▶ **TO DO**: Name every person mentioned in the Whiteash, Illinois article below.

▶ **DOCUMENT EXTRACT**:
--

- Location of Whiteash in Williamson County, Illinois.
- Whiteash Location of Whiteash within Illinois
- Coordinates: 37°47′18″N 88°55′35″W﻿ / ﻿37.78833°N 88.92639°W
- Country: United States
- State: Illinois
- County: Williamson

Area
- • Total: 0.90 sq mi (2.32 km^{2})
- • Land: 0.87 sq mi (2.25 km^{2})
- • Water: 0.027 sq mi (0.07 km^{2})
- Elevation: 443 ft (135 m)

Population (2020)
- • Total: 279
- • Density: 320.5/sq mi (123.73/km^{2})
- Time zone: UTC-6 (CST)
- • Summer (DST): UTC-5 (CDT)
- ZIP Code: 62959
- Area code: 618
- FIPS code: 17-81165
- GNIS feature ID: 2771129

= Whiteash, Illinois =

Whiteash is a Census designated place in Williamson County, Illinois, United States. As of the 2020 census, Whiteash had a population of 279. This village dissolved in 2014.
==History==
Whiteash began as a coal mining community around the Chicago and Marion Coal Company's mine organized by Charles A. Gent of nearby Marion, Illinois. In 1903, Gent bought the site of the village from Samuel K. Casey, publisher of the Egyptian Press newspaper also of Marion. He in turn had inherited it from his grandfather George W. Binkley who had homesteaded the land and entered it with the government in 1837. Gent platted the village on July 3, 1903, in the northwest corner of Section 31, Township 8 South, Range 3 East of the Third Principal Meridian, also known as Lake Creek Precinct. He named the town Whiteash after the trade name he used for the coal his mine produced.

A post office opened there on February 29, 1904, with Robert T. Payne as postmaster. Residents incorporated the village the following year on June 16, 1905. The mine operated until 1922 when it filled with water and was abandoned. Mail service continued for another decade or so, finally closing on November 30, 1934. The population in 1960 was 160.

==Geography==
Whiteash is located at (37.788300, -88.926450).

According to the 2010 census, Whiteash has a total area of 0.884 sqmi, of which 0.86 sqmi (or 97.29%) is land and 0.024 sqmi (or 2.71%) is water.

--

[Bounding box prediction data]
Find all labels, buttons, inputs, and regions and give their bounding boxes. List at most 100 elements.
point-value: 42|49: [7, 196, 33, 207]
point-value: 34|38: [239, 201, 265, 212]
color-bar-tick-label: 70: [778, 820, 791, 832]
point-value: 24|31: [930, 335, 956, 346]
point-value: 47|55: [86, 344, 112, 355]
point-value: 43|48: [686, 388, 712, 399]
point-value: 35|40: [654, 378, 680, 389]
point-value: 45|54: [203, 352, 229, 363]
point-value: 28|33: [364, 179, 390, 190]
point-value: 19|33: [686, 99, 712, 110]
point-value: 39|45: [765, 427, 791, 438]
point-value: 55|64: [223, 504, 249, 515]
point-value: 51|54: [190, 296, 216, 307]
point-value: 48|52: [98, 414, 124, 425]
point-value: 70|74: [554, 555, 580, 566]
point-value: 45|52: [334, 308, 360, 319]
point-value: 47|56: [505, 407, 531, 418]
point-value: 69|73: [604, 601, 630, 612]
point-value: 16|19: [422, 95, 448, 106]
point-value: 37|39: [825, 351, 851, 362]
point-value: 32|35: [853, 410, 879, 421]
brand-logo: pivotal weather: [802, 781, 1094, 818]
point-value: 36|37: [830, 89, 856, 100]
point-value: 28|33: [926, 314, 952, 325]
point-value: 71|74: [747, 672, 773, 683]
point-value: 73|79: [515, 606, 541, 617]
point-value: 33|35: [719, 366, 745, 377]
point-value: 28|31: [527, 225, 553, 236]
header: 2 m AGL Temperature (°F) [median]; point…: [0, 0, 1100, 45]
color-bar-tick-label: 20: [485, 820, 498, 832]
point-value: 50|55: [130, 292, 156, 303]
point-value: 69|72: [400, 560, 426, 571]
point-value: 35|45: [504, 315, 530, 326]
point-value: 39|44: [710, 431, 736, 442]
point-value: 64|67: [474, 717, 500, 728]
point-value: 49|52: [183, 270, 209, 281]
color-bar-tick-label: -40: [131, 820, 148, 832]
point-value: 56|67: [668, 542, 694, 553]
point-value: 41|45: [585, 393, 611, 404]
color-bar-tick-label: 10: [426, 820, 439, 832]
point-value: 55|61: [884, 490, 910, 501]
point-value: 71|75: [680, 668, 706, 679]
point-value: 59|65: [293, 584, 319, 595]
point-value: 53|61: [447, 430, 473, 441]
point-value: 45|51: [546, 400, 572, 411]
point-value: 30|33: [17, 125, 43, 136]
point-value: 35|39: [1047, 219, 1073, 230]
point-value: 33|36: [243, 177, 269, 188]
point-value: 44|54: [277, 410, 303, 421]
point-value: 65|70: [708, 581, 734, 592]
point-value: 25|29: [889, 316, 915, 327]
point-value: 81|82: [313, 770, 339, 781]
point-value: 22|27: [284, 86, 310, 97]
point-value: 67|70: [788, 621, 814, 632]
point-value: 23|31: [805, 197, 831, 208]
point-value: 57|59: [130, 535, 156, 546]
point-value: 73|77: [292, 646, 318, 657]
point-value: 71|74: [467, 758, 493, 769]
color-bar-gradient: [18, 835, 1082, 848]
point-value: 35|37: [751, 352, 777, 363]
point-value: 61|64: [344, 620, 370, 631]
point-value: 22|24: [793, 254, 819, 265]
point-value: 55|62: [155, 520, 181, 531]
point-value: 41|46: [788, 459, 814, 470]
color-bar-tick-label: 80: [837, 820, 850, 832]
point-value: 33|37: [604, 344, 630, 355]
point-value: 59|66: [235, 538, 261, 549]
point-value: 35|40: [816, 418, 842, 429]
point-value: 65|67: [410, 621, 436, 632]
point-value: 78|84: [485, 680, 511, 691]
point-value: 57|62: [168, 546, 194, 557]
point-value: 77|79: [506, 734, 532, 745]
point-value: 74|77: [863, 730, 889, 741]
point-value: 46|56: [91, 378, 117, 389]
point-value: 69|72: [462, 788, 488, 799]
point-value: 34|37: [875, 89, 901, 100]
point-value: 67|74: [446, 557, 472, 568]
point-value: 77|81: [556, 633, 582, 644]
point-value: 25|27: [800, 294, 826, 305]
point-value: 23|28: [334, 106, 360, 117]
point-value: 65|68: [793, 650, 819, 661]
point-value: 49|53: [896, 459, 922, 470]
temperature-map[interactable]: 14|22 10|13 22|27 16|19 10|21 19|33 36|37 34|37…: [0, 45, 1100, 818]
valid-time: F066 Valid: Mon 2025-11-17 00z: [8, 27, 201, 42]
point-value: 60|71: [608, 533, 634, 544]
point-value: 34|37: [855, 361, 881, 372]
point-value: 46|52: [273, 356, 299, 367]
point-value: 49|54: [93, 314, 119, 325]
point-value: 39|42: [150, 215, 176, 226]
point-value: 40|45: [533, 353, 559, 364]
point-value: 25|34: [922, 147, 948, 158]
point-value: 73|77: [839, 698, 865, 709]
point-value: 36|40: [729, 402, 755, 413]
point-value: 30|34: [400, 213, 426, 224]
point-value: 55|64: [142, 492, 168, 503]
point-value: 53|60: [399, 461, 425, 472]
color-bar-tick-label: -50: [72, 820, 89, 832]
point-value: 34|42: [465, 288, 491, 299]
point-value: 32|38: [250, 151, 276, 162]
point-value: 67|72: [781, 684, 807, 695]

--

▶ **EXERCISE SOLUTION**: Charles A. Gent, Samuel K. Casey, George W. Binkley, Robert T. Payne